_Task prompt:_ Repeat everything in the material exactly.

- - -

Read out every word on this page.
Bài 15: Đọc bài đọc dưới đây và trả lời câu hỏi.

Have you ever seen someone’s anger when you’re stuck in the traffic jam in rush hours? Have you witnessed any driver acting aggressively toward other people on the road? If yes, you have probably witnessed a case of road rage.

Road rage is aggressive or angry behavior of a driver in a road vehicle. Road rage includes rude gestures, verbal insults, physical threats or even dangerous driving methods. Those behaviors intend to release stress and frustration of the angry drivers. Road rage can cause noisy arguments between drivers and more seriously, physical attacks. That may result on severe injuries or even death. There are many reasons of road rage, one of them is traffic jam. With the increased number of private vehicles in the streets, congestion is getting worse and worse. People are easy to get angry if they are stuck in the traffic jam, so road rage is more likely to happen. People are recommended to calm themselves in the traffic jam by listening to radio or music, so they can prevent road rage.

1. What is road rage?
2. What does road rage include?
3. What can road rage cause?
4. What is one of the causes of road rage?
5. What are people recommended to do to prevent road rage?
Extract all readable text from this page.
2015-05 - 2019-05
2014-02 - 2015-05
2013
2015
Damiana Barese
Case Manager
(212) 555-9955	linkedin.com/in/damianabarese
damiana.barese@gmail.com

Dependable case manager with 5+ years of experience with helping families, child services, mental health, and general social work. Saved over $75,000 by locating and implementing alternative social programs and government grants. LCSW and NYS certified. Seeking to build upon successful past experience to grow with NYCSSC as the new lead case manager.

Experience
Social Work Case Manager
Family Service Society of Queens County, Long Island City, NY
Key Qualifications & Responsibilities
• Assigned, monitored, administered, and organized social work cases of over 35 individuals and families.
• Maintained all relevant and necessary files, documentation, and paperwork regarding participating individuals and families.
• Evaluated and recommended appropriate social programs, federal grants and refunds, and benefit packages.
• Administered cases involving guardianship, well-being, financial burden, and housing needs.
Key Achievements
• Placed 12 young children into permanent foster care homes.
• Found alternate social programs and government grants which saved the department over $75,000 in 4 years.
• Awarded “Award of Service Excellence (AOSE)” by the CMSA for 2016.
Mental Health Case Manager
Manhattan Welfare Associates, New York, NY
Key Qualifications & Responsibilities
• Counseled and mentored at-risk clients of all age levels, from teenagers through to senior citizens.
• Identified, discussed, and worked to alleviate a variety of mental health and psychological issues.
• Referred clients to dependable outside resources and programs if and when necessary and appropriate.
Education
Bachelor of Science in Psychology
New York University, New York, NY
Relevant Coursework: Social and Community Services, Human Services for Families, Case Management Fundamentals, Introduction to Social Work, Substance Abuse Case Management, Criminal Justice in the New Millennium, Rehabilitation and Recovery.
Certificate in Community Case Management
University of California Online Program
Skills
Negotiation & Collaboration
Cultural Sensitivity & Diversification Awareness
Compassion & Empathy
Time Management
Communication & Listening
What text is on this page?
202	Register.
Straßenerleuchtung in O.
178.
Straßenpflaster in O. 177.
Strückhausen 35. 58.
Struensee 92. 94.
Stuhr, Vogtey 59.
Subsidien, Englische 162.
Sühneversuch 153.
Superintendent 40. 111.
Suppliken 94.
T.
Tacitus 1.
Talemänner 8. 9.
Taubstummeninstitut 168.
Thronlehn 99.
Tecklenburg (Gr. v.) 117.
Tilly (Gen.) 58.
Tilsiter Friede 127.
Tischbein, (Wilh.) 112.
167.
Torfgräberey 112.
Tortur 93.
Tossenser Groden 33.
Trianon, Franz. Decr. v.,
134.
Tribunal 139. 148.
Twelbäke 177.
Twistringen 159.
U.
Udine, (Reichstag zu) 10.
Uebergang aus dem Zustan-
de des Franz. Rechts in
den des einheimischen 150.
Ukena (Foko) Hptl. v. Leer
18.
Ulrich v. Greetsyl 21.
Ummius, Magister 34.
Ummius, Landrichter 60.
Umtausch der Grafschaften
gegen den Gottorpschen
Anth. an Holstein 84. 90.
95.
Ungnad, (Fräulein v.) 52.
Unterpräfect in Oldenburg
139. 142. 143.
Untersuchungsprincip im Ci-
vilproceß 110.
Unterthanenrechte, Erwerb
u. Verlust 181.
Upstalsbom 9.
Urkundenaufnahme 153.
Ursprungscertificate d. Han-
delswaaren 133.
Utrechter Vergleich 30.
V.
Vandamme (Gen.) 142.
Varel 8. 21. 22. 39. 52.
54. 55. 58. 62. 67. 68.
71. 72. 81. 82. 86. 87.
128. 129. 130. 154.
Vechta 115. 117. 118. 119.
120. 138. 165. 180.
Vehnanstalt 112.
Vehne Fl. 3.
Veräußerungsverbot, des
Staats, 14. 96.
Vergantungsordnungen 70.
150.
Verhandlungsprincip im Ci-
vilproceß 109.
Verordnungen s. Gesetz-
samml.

- - -

_Result of this task:_
Read out every word on this page.
Bài 15: Đọc bài đọc dưới đây và trả lời câu hỏi.

Have you ever seen someone’s anger when you’re stuck in the traffic jam in rush hours? Have you witnessed any driver acting aggressively toward other people on the road? If yes, you have probably witnessed a case of road rage.

Road rage is aggressive or angry behavior of a driver in a road vehicle. Road rage includes rude gestures, verbal insults, physical threats or even dangerous driving methods. Those behaviors intend to release stress and frustration of the angry drivers. Road rage can cause noisy arguments between drivers and more seriously, physical attacks. That may result on severe injuries or even death. There are many reasons of road rage, one of them is traffic jam. With the increased number of private vehicles in the streets, congestion is getting worse and worse. People are easy to get angry if they are stuck in the traffic jam, so road rage is more likely to happen. People are recommended to calm themselves in the traffic jam by listening to radio or music, so they can prevent road rage.

1. What is road rage?
2. What does road rage include?
3. What can road rage cause?
4. What is one of the causes of road rage?
5. What are people recommended to do to prevent road rage?
Extract all readable text from this page.
2015-05 - 2019-05
2014-02 - 2015-05
2013
2015
Damiana Barese
Case Manager
(212) 555-9955	linkedin.com/in/damianabarese
damiana.barese@gmail.com

Dependable case manager with 5+ years of experience with helping families, child services, mental health, and general social work. Saved over $75,000 by locating and implementing alternative social programs and government grants. LCSW and NYS certified. Seeking to build upon successful past experience to grow with NYCSSC as the new lead case manager.

Experience
Social Work Case Manager
Family Service Society of Queens County, Long Island City, NY
Key Qualifications & Responsibilities
• Assigned, monitored, administered, and organized social work cases of over 35 individuals and families.
• Maintained all relevant and necessary files, documentation, and paperwork regarding participating individuals and families.
• Evaluated and recommended appropriate social programs, federal grants and refunds, and benefit packages.
• Administered cases involving guardianship, well-being, financial burden, and housing needs.
Key Achievements
• Placed 12 young children into permanent foster care homes.
• Found alternate social programs and government grants which saved the department over $75,000 in 4 years.
• Awarded “Award of Service Excellence (AOSE)” by the CMSA for 2016.
Mental Health Case Manager
Manhattan Welfare Associates, New York, NY
Key Qualifications & Responsibilities
• Counseled and mentored at-risk clients of all age levels, from teenagers through to senior citizens.
• Identified, discussed, and worked to alleviate a variety of mental health and psychological issues.
• Referred clients to dependable outside resources and programs if and when necessary and appropriate.
Education
Bachelor of Science in Psychology
New York University, New York, NY
Relevant Coursework: Social and Community Services, Human Services for Families, Case Management Fundamentals, Introduction to Social Work, Substance Abuse Case Management, Criminal Justice in the New Millennium, Rehabilitation and Recovery.
Certificate in Community Case Management
University of California Online Program
Skills
Negotiation & Collaboration
Cultural Sensitivity & Diversification Awareness
Compassion & Empathy
Time Management
Communication & Listening
What text is on this page?
202	Register.
Straßenerleuchtung in O.
178.
Straßenpflaster in O. 177.
Strückhausen 35. 58.
Struensee 92. 94.
Stuhr, Vogtey 59.
Subsidien, Englische 162.
Sühneversuch 153.
Superintendent 40. 111.
Suppliken 94.
T.
Tacitus 1.
Talemänner 8. 9.
Taubstummeninstitut 168.
Thronlehn 99.
Tecklenburg (Gr. v.) 117.
Tilly (Gen.) 58.
Tilsiter Friede 127.
Tischbein, (Wilh.) 112.
167.
Torfgräberey 112.
Tortur 93.
Tossenser Groden 33.
Trianon, Franz. Decr. v.,
134.
Tribunal 139. 148.
Twelbäke 177.
Twistringen 159.
U.
Udine, (Reichstag zu) 10.
Uebergang aus dem Zustan-
de des Franz. Rechts in
den des einheimischen 150.
Ukena (Foko) Hptl. v. Leer
18.
Ulrich v. Greetsyl 21.
Ummius, Magister 34.
Ummius, Landrichter 60.
Umtausch der Grafschaften
gegen den Gottorpschen
Anth. an Holstein 84. 90.
95.
Ungnad, (Fräulein v.) 52.
Unterpräfect in Oldenburg
139. 142. 143.
Untersuchungsprincip im Ci-
vilproceß 110.
Unterthanenrechte, Erwerb
u. Verlust 181.
Upstalsbom 9.
Urkundenaufnahme 153.
Ursprungscertificate d. Han-
delswaaren 133.
Utrechter Vergleich 30.
V.
Vandamme (Gen.) 142.
Varel 8. 21. 22. 39. 52.
54. 55. 58. 62. 67. 68.
71. 72. 81. 82. 86. 87.
128. 129. 130. 154.
Vechta 115. 117. 118. 119.
120. 138. 165. 180.
Vehnanstalt 112.
Vehne Fl. 3.
Veräußerungsverbot, des
Staats, 14. 96.
Vergantungsordnungen 70.
150.
Verhandlungsprincip im Ci-
vilproceß 109.
Verordnungen s. Gesetz-
samml.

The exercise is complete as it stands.